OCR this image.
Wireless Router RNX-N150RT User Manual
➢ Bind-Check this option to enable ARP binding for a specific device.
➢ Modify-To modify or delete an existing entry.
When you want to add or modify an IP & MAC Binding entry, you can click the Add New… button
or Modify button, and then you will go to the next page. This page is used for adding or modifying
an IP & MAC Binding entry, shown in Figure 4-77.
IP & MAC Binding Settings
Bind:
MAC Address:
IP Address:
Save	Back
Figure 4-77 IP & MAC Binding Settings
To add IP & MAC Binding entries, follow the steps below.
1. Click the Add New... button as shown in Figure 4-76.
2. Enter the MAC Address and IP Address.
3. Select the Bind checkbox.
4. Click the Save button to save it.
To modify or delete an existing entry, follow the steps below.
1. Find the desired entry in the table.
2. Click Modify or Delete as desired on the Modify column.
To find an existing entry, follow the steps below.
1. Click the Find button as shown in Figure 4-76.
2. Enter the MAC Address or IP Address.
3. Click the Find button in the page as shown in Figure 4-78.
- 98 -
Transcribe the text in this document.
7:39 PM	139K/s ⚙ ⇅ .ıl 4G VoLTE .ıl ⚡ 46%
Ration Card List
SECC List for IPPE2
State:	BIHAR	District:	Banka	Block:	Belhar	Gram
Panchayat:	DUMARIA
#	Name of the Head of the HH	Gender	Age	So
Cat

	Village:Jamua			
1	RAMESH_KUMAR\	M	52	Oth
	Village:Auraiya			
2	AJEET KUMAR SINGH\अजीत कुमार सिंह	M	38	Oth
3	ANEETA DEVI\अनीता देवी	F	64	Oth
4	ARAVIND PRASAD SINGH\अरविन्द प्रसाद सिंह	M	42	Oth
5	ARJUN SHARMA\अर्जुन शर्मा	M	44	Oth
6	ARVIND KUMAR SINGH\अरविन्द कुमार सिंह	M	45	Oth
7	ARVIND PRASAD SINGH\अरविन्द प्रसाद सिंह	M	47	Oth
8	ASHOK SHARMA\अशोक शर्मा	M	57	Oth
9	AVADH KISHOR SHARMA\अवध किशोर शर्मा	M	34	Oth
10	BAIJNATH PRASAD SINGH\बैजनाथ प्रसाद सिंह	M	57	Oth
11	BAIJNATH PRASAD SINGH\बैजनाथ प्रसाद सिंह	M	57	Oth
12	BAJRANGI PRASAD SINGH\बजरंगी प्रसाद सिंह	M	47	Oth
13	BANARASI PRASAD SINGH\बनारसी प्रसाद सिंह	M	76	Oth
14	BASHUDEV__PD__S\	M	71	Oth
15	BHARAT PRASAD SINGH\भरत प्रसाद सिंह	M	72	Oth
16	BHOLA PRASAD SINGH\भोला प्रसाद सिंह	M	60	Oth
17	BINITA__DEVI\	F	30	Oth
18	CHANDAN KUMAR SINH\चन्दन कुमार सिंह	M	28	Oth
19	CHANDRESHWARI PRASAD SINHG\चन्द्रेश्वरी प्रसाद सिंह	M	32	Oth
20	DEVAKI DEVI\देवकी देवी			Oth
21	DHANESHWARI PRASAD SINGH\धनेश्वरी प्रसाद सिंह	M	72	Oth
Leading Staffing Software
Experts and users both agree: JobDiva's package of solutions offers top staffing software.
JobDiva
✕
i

— Job —
The lines to quote run from the one containing "Transcribe the text in this document." through the final line of the material above; please give them exactly, both ends included, and nothing else.

— Full response —
Transcribe the text in this document.
7:39 PM	139K/s ⚙ ⇅ .ıl 4G VoLTE .ıl ⚡ 46%
Ration Card List
SECC List for IPPE2
State:	BIHAR	District:	Banka	Block:	Belhar	Gram
Panchayat:	DUMARIA
#	Name of the Head of the HH	Gender	Age	So
Cat

	Village:Jamua			
1	RAMESH_KUMAR\	M	52	Oth
	Village:Auraiya			
2	AJEET KUMAR SINGH\अजीत कुमार सिंह	M	38	Oth
3	ANEETA DEVI\अनीता देवी	F	64	Oth
4	ARAVIND PRASAD SINGH\अरविन्द प्रसाद सिंह	M	42	Oth
5	ARJUN SHARMA\अर्जुन शर्मा	M	44	Oth
6	ARVIND KUMAR SINGH\अरविन्द कुमार सिंह	M	45	Oth
7	ARVIND PRASAD SINGH\अरविन्द प्रसाद सिंह	M	47	Oth
8	ASHOK SHARMA\अशोक शर्मा	M	57	Oth
9	AVADH KISHOR SHARMA\अवध किशोर शर्मा	M	34	Oth
10	BAIJNATH PRASAD SINGH\बैजनाथ प्रसाद सिंह	M	57	Oth
11	BAIJNATH PRASAD SINGH\बैजनाथ प्रसाद सिंह	M	57	Oth
12	BAJRANGI PRASAD SINGH\बजरंगी प्रसाद सिंह	M	47	Oth
13	BANARASI PRASAD SINGH\बनारसी प्रसाद सिंह	M	76	Oth
14	BASHUDEV__PD__S\	M	71	Oth
15	BHARAT PRASAD SINGH\भरत प्रसाद सिंह	M	72	Oth
16	BHOLA PRASAD SINGH\भोला प्रसाद सिंह	M	60	Oth
17	BINITA__DEVI\	F	30	Oth
18	CHANDAN KUMAR SINH\चन्दन कुमार सिंह	M	28	Oth
19	CHANDRESHWARI PRASAD SINHG\चन्द्रेश्वरी प्रसाद सिंह	M	32	Oth
20	DEVAKI DEVI\देवकी देवी			Oth
21	DHANESHWARI PRASAD SINGH\धनेश्वरी प्रसाद सिंह	M	72	Oth
Leading Staffing Software
Experts and users both agree: JobDiva's package of solutions offers top staffing software.
JobDiva
✕
i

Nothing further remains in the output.